THE TASK: Which lines of the records contain "data"? Collect every one of them.

RECORDS TO PROCESS:
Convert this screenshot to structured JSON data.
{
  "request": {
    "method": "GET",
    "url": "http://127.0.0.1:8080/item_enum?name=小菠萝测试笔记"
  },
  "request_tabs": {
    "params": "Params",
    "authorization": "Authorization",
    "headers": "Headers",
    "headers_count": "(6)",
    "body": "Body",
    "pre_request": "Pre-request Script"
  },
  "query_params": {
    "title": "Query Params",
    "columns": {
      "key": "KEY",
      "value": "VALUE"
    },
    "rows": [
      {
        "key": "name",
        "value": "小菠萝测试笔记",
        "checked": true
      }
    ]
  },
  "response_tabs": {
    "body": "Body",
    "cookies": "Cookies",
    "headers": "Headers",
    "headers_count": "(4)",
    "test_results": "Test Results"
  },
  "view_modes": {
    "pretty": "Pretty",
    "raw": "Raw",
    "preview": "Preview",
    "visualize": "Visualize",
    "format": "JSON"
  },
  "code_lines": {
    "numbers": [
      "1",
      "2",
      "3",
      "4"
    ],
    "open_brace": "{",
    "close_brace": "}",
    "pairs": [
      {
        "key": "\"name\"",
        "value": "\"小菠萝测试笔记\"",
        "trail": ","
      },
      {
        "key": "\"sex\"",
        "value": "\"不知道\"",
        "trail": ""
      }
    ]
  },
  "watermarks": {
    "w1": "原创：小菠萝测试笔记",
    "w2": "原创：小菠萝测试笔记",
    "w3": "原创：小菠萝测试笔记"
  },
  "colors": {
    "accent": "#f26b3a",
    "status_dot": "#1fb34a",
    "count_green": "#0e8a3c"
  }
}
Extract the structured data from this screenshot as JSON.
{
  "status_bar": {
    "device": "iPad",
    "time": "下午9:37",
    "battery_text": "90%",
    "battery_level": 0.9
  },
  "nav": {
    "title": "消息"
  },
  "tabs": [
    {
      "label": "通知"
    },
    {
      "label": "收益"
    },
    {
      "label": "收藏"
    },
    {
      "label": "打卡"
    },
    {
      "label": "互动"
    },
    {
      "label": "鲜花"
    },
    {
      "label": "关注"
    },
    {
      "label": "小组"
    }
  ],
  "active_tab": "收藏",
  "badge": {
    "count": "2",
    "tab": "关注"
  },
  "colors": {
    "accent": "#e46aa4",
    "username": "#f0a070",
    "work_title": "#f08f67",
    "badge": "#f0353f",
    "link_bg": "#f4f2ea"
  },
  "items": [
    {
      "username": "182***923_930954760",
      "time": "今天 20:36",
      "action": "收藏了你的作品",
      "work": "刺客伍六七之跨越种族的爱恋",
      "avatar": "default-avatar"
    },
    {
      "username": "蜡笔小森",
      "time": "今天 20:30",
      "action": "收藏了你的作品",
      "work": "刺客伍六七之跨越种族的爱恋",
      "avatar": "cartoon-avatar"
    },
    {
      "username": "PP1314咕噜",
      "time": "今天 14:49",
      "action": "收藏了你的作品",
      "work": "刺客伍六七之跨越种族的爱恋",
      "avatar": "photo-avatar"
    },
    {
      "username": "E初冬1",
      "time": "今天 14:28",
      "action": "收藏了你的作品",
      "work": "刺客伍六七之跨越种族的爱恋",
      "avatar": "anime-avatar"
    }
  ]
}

THE SOLUTION:
Convert this screenshot to structured JSON data.
Extract the structured data from this screenshot as JSON.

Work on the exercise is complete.